Data entries
■ ■ ■ ■

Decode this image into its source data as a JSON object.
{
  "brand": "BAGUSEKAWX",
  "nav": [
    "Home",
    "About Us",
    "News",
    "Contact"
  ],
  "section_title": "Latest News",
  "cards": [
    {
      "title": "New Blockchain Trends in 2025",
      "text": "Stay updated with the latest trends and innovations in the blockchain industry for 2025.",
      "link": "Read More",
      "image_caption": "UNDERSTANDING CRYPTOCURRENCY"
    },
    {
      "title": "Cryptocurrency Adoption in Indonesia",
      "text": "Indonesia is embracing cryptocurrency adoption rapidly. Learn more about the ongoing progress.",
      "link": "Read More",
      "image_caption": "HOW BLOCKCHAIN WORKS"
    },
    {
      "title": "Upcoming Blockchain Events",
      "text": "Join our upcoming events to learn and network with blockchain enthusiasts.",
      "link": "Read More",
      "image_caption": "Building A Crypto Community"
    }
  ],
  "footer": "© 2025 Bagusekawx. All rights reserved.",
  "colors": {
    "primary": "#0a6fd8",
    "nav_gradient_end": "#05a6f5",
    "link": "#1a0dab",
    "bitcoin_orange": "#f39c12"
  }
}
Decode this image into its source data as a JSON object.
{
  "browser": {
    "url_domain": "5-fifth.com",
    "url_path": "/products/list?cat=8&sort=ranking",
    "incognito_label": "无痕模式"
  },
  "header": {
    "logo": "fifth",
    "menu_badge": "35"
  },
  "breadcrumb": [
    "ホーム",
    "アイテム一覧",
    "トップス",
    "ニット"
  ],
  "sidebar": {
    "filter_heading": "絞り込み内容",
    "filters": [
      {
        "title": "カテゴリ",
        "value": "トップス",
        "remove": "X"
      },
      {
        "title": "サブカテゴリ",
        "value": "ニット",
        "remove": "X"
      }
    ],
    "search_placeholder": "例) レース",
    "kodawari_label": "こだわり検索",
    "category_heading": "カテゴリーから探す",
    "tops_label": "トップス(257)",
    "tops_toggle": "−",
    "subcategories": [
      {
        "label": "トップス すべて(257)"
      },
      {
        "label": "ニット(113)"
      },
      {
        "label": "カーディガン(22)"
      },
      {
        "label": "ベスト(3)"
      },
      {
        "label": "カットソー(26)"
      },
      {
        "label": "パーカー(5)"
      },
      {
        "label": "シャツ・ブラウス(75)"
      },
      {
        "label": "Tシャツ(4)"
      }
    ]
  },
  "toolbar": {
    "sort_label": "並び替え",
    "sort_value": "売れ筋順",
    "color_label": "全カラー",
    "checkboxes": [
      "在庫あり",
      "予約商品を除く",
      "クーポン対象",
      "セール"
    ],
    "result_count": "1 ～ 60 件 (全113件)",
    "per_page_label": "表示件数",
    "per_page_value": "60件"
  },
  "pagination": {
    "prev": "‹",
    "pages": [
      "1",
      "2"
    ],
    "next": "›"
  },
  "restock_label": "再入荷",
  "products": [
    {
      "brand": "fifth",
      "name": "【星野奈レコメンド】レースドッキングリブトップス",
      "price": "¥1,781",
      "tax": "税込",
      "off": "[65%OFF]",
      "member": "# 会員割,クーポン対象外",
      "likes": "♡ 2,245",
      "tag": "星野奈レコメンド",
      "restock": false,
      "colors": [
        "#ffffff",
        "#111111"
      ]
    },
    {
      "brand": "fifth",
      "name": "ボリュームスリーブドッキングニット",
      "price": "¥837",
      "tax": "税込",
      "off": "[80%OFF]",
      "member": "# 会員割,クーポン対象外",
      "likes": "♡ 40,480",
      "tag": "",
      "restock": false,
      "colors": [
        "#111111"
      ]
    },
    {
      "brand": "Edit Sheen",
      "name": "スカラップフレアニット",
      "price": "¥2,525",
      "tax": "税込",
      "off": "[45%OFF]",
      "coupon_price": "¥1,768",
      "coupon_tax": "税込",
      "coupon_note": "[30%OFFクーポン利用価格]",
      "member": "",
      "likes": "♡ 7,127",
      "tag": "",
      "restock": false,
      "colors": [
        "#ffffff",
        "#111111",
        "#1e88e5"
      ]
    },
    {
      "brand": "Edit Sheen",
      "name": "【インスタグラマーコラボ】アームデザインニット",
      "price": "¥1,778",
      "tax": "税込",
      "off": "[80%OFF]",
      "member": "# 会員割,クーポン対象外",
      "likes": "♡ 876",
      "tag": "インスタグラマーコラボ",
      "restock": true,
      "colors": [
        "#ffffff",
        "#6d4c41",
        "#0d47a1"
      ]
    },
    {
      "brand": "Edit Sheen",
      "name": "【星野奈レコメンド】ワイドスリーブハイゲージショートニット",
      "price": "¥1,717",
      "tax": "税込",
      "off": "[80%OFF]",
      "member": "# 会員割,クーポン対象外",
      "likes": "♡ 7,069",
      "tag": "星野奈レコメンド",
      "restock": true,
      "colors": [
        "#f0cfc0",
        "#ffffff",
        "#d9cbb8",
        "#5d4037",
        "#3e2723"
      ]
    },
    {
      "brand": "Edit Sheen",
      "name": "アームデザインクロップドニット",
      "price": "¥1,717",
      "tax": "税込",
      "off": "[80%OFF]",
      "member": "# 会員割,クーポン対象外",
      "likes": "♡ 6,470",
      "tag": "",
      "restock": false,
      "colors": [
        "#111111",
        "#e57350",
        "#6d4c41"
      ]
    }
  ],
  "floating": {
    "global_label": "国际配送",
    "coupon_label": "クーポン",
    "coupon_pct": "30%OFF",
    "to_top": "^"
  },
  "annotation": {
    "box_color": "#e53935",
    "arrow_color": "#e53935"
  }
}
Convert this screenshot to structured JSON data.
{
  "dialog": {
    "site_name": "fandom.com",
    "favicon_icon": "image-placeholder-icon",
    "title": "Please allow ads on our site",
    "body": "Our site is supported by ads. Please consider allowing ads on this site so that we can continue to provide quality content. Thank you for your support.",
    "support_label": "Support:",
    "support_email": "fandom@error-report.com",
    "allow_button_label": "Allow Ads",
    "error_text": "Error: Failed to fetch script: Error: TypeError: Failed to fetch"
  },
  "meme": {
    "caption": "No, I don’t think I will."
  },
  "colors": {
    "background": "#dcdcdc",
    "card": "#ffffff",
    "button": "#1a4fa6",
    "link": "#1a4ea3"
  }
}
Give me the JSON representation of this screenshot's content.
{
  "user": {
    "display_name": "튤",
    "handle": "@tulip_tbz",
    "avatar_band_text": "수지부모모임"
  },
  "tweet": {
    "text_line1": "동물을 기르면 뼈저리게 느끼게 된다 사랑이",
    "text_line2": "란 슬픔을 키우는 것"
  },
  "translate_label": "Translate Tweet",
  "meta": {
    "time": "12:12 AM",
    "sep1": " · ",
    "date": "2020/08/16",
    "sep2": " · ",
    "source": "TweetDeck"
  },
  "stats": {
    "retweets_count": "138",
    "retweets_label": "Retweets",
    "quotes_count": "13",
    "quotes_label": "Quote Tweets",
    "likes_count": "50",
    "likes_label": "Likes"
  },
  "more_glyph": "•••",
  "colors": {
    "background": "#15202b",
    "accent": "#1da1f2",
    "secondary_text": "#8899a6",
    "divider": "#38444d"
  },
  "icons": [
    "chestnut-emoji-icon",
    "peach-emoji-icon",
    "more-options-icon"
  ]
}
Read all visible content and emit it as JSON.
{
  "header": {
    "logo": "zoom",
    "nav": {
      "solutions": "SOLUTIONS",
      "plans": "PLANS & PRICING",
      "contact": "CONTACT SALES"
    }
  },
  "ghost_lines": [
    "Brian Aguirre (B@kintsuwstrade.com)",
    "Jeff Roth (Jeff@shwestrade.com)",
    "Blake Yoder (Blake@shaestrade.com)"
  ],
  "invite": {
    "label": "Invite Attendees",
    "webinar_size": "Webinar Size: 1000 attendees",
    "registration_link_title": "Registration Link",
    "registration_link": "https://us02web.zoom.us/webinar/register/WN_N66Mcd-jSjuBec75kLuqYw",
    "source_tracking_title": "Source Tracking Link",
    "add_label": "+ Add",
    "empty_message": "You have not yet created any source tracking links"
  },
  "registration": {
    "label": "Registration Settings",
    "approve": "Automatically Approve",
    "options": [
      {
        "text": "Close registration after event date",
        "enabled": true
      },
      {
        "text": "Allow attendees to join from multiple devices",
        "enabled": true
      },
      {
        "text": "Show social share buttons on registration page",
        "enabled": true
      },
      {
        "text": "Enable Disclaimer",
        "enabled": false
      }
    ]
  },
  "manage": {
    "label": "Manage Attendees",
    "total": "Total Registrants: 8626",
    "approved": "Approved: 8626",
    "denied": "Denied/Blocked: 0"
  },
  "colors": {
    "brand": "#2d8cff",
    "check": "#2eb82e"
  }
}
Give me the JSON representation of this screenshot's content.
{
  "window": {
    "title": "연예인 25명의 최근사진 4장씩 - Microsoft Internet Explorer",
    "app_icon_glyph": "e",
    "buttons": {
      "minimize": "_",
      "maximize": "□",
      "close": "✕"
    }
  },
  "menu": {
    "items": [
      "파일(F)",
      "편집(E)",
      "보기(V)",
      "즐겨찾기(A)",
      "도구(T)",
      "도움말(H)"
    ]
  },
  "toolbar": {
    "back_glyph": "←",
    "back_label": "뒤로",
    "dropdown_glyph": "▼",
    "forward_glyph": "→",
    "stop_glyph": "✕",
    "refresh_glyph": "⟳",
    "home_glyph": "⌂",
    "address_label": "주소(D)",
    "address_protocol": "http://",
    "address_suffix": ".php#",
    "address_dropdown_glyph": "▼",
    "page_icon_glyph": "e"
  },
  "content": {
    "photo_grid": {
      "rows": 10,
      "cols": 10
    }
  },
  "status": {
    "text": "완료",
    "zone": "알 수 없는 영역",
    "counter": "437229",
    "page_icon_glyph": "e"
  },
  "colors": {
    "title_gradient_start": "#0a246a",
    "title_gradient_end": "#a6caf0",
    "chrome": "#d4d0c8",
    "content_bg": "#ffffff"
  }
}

■ ■ ■ ■

* Short task
Gather each line in the data that holds the string "fifth".

* Completed exercise
    "url_domain": "5-fifth.com",
    "logo": "fifth",
      "brand": "fifth",
      "brand": "fifth",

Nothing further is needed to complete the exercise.